Exercise task:
Each line below must be set down exactly; omit any image you find.

----

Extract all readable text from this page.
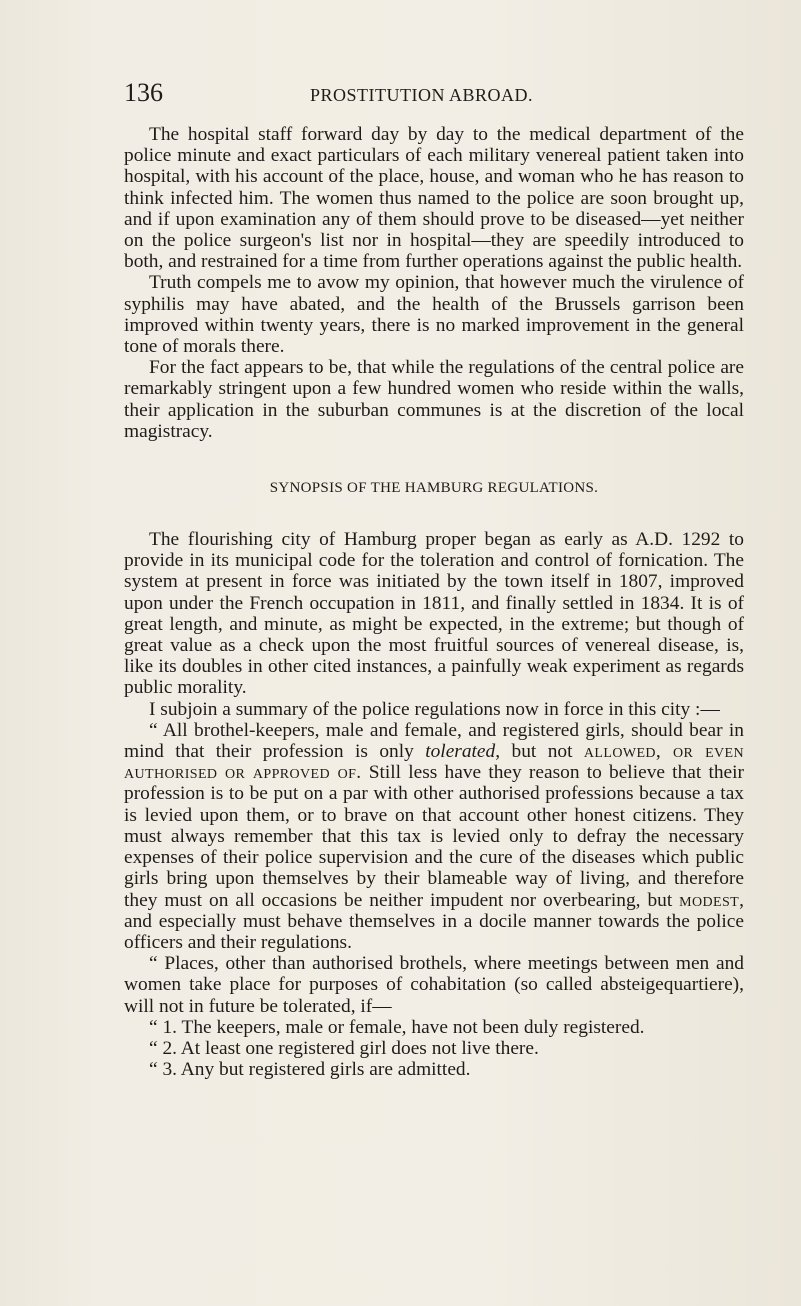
136	PROSTITUTION ABROAD.

The hospital staff forward day by day to the medical department of the police minute and exact particulars of each military venereal patient taken into hospital, with his account of the place, house, and woman who he has reason to think infected him. The women thus named to the police are soon brought up, and if upon examination any of them should prove to be diseased—yet neither on the police surgeon's list nor in hospital—they are speedily introduced to both, and restrained for a time from further operations against the public health.

Truth compels me to avow my opinion, that however much the virulence of syphilis may have abated, and the health of the Brussels garrison been improved within twenty years, there is no marked improvement in the general tone of morals there.

For the fact appears to be, that while the regulations of the central police are remarkably stringent upon a few hundred women who reside within the walls, their application in the suburban communes is at the discretion of the local magistracy.

SYNOPSIS OF THE HAMBURG REGULATIONS.

The flourishing city of Hamburg proper began as early as A.D. 1292 to provide in its municipal code for the toleration and control of fornication. The system at present in force was initiated by the town itself in 1807, improved upon under the French occupation in 1811, and finally settled in 1834. It is of great length, and minute, as might be expected, in the extreme; but though of great value as a check upon the most fruitful sources of venereal disease, is, like its doubles in other cited instances, a painfully weak experiment as regards public morality.

I subjoin a summary of the police regulations now in force in this city :—

“ All brothel-keepers, male and female, and registered girls, should bear in mind that their profession is only tolerated, but not allowed, or even authorised or approved of. Still less have they reason to believe that their profession is to be put on a par with other authorised professions because a tax is levied upon them, or to brave on that account other honest citizens. They must always remember that this tax is levied only to defray the necessary expenses of their police supervision and the cure of the diseases which public girls bring upon themselves by their blameable way of living, and therefore they must on all occasions be neither impudent nor overbearing, but modest, and especially must behave themselves in a docile manner towards the police officers and their regulations.

“ Places, other than authorised brothels, where meetings between men and women take place for purposes of cohabitation (so called absteigequartiere), will not in future be tolerated, if—

“ 1. The keepers, male or female, have not been duly registered.

“ 2. At least one registered girl does not live there.

“ 3. Any but registered girls are admitted.
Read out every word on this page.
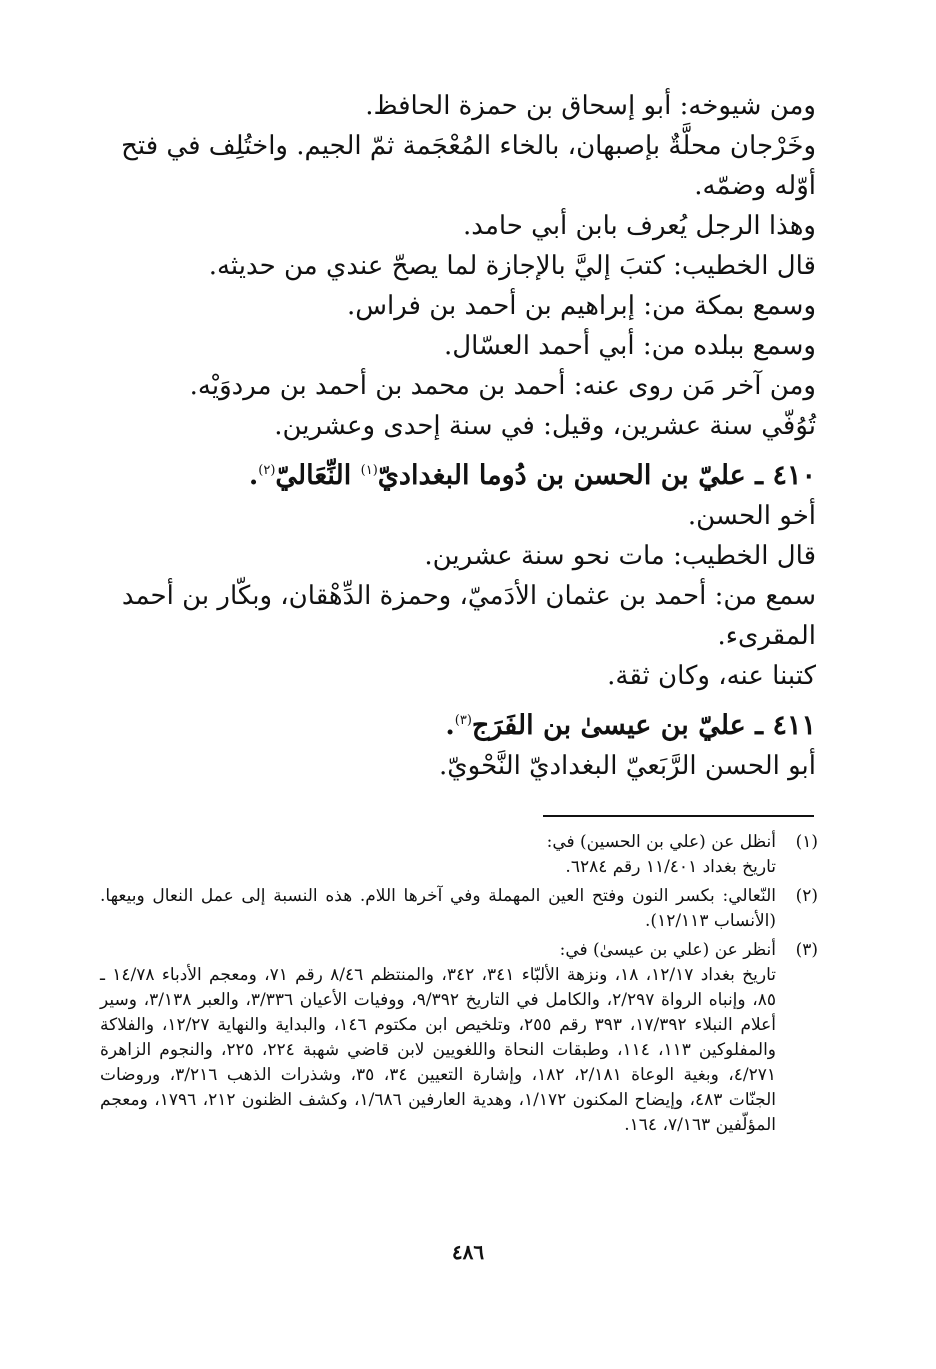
ومن شيوخه: أبو إسحاق بن حمزة الحافظ.

وخَرْجان محلَّةٌ بإصبهان، بالخاء المُعْجَمة ثمّ الجيم. واختُلِف في فتح

أوّله وضمّه.

وهذا الرجل يُعرف بابن أبي حامد.

قال الخطيب: كتبَ إليَّ بالإجازة لما يصحّ عندي من حديثه.

وسمع بمكة من: إبراهيم بن أحمد بن فراس.

وسمع ببلده من: أبي أحمد العسّال.

ومن آخر مَن روى عنه: أحمد بن محمد بن أحمد بن مردوَيْه.

تُوُفّي سنة عشرين، وقيل: في سنة إحدى وعشرين.

٤١٠ ـ عليّ بن الحسن بن دُوما البغداديّ$^{(١)}$ النِّعَاليّ$^{(٢)}$.

أخو الحسن.

قال الخطيب: مات نحو سنة عشرين.

سمع من: أحمد بن عثمان الأدَميّ، وحمزة الدِّهْقان، وبكّار بن أحمد

المقرىء.

كتبنا عنه، وكان ثقة.

٤١١ ـ عليّ بن عيسىٰ بن الفَرَج$^{(٣)}$.

أبو الحسن الرَّبَعيّ البغداديّ النَّحْويّ.

(١)
أنظل عن (علي بن الحسين) في:
تاريخ بغداد ١١/٤٠١ رقم ٦٢٨٤.
(٢)
النّعالي: بكسر النون وفتح العين المهملة وفي آخرها اللام. هذه النسبة إلى عمل النعال وبيعها. (الأنساب ١٢/١١٣).
(٣)
أنظر عن (علي بن عيسىٰ) في:
تاريخ بغداد ١٢/١٧، ١٨، ونزهة الألبّاء ٣٤١، ٣٤٢، والمنتظم ٨/٤٦ رقم ٧١، ومعجم الأدباء ١٤/٧٨ ـ ٨٥، وإنباه الرواة ٢/٢٩٧، والكامل في التاريخ ٩/٣٩٢، ووفيات الأعيان ٣/٣٣٦، والعبر ٣/١٣٨، وسير أعلام النبلاء ١٧/٣٩٢، ٣٩٣ رقم ٢٥٥، وتلخيص ابن مكتوم ١٤٦، والبداية والنهاية ١٢/٢٧، والفلاكة والمفلوكين ١١٣، ١١٤، وطبقات النحاة واللغويين لابن قاضي شهبة ٢٢٤، ٢٢٥، والنجوم الزاهرة ٤/٢٧١، وبغية الوعاة ٢/١٨١، ١٨٢، وإشارة التعيين ٣٤، ٣٥، وشذرات الذهب ٣/٢١٦، وروضات الجنّات ٤٨٣، وإيضاح المكنون ١/١٧٢، وهدية العارفين ١/٦٨٦، وكشف الظنون ٢١٢، ١٧٩٦، ومعجم المؤلّفين ٧/١٦٣، ١٦٤.
٤٨٦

----

Output of the exercise:
Extract all readable text from this page.
136	PROSTITUTION ABROAD.

The hospital staff forward day by day to the medical department of the police minute and exact particulars of each military venereal patient taken into hospital, with his account of the place, house, and woman who he has reason to think infected him. The women thus named to the police are soon brought up, and if upon examination any of them should prove to be diseased—yet neither on the police surgeon's list nor in hospital—they are speedily introduced to both, and restrained for a time from further operations against the public health.

Truth compels me to avow my opinion, that however much the virulence of syphilis may have abated, and the health of the Brussels garrison been improved within twenty years, there is no marked improvement in the general tone of morals there.

For the fact appears to be, that while the regulations of the central police are remarkably stringent upon a few hundred women who reside within the walls, their application in the suburban communes is at the discretion of the local magistracy.

SYNOPSIS OF THE HAMBURG REGULATIONS.

The flourishing city of Hamburg proper began as early as A.D. 1292 to provide in its municipal code for the toleration and control of fornication. The system at present in force was initiated by the town itself in 1807, improved upon under the French occupation in 1811, and finally settled in 1834. It is of great length, and minute, as might be expected, in the extreme; but though of great value as a check upon the most fruitful sources of venereal disease, is, like its doubles in other cited instances, a painfully weak experiment as regards public morality.

I subjoin a summary of the police regulations now in force in this city :—

“ All brothel-keepers, male and female, and registered girls, should bear in mind that their profession is only tolerated, but not allowed, or even authorised or approved of. Still less have they reason to believe that their profession is to be put on a par with other authorised professions because a tax is levied upon them, or to brave on that account other honest citizens. They must always remember that this tax is levied only to defray the necessary expenses of their police supervision and the cure of the diseases which public girls bring upon themselves by their blameable way of living, and therefore they must on all occasions be neither impudent nor overbearing, but modest, and especially must behave themselves in a docile manner towards the police officers and their regulations.

“ Places, other than authorised brothels, where meetings between men and women take place for purposes of cohabitation (so called absteigequartiere), will not in future be tolerated, if—

“ 1. The keepers, male or female, have not been duly registered.

“ 2. At least one registered girl does not live there.

“ 3. Any but registered girls are admitted.
Read out every word on this page.
ومن شيوخه: أبو إسحاق بن حمزة الحافظ.

وخَرْجان محلَّةٌ بإصبهان، بالخاء المُعْجَمة ثمّ الجيم. واختُلِف في فتح

أوّله وضمّه.

وهذا الرجل يُعرف بابن أبي حامد.

قال الخطيب: كتبَ إليَّ بالإجازة لما يصحّ عندي من حديثه.

وسمع بمكة من: إبراهيم بن أحمد بن فراس.

وسمع ببلده من: أبي أحمد العسّال.

ومن آخر مَن روى عنه: أحمد بن محمد بن أحمد بن مردوَيْه.

تُوُفّي سنة عشرين، وقيل: في سنة إحدى وعشرين.

٤١٠ ـ عليّ بن الحسن بن دُوما البغداديّ$^{(١)}$ النِّعَاليّ$^{(٢)}$.

أخو الحسن.

قال الخطيب: مات نحو سنة عشرين.

سمع من: أحمد بن عثمان الأدَميّ، وحمزة الدِّهْقان، وبكّار بن أحمد

المقرىء.

كتبنا عنه، وكان ثقة.

٤١١ ـ عليّ بن عيسىٰ بن الفَرَج$^{(٣)}$.

أبو الحسن الرَّبَعيّ البغداديّ النَّحْويّ.

(١)
أنظل عن (علي بن الحسين) في:
تاريخ بغداد ١١/٤٠١ رقم ٦٢٨٤.
(٢)
النّعالي: بكسر النون وفتح العين المهملة وفي آخرها اللام. هذه النسبة إلى عمل النعال وبيعها. (الأنساب ١٢/١١٣).
(٣)
أنظر عن (علي بن عيسىٰ) في:
تاريخ بغداد ١٢/١٧، ١٨، ونزهة الألبّاء ٣٤١، ٣٤٢، والمنتظم ٨/٤٦ رقم ٧١، ومعجم الأدباء ١٤/٧٨ ـ ٨٥، وإنباه الرواة ٢/٢٩٧، والكامل في التاريخ ٩/٣٩٢، ووفيات الأعيان ٣/٣٣٦، والعبر ٣/١٣٨، وسير أعلام النبلاء ١٧/٣٩٢، ٣٩٣ رقم ٢٥٥، وتلخيص ابن مكتوم ١٤٦، والبداية والنهاية ١٢/٢٧، والفلاكة والمفلوكين ١١٣، ١١٤، وطبقات النحاة واللغويين لابن قاضي شهبة ٢٢٤، ٢٢٥، والنجوم الزاهرة ٤/٢٧١، وبغية الوعاة ٢/١٨١، ١٨٢، وإشارة التعيين ٣٤، ٣٥، وشذرات الذهب ٣/٢١٦، وروضات الجنّات ٤٨٣، وإيضاح المكنون ١/١٧٢، وهدية العارفين ١/٦٨٦، وكشف الظنون ٢١٢، ١٧٩٦، ومعجم المؤلّفين ٧/١٦٣، ١٦٤.
٤٨٦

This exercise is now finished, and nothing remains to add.